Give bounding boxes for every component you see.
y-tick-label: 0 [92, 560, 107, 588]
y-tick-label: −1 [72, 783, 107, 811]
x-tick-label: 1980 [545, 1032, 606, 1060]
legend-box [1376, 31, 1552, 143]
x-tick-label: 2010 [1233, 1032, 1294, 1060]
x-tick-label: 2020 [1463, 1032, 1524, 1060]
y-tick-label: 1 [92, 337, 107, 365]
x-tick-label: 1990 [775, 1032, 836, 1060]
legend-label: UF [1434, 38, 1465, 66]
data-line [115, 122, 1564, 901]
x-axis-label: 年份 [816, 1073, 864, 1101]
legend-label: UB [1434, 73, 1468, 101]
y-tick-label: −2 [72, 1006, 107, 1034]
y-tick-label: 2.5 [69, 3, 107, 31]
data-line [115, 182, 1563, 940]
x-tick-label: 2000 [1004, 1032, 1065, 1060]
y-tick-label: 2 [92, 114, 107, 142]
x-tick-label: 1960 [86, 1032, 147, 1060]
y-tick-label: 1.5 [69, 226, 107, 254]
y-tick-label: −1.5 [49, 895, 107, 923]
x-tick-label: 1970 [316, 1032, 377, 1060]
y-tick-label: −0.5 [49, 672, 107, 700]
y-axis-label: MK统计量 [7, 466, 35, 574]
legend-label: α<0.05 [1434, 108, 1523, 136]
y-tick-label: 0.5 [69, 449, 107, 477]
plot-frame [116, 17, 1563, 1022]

- **Prompt**
Rewrite the lines above, replacing every "data-line" with "series-line" and leaving everything else unchanged.

- **Result below**
Give bounding boxes for every component you see.
y-tick-label: 0 [92, 560, 107, 588]
y-tick-label: −1 [72, 783, 107, 811]
x-tick-label: 1980 [545, 1032, 606, 1060]
legend-box [1376, 31, 1552, 143]
x-tick-label: 2010 [1233, 1032, 1294, 1060]
x-tick-label: 2020 [1463, 1032, 1524, 1060]
y-tick-label: 1 [92, 337, 107, 365]
x-tick-label: 1990 [775, 1032, 836, 1060]
legend-label: UF [1434, 38, 1465, 66]
series-line [115, 122, 1564, 901]
x-axis-label: 年份 [816, 1073, 864, 1101]
legend-label: UB [1434, 73, 1468, 101]
y-tick-label: −2 [72, 1006, 107, 1034]
y-tick-label: 2.5 [69, 3, 107, 31]
series-line [115, 182, 1563, 940]
x-tick-label: 2000 [1004, 1032, 1065, 1060]
y-tick-label: 2 [92, 114, 107, 142]
x-tick-label: 1960 [86, 1032, 147, 1060]
y-tick-label: 1.5 [69, 226, 107, 254]
y-tick-label: −1.5 [49, 895, 107, 923]
x-tick-label: 1970 [316, 1032, 377, 1060]
y-tick-label: −0.5 [49, 672, 107, 700]
y-axis-label: MK统计量 [7, 466, 35, 574]
legend-label: α<0.05 [1434, 108, 1523, 136]
y-tick-label: 0.5 [69, 449, 107, 477]
plot-frame [116, 17, 1563, 1022]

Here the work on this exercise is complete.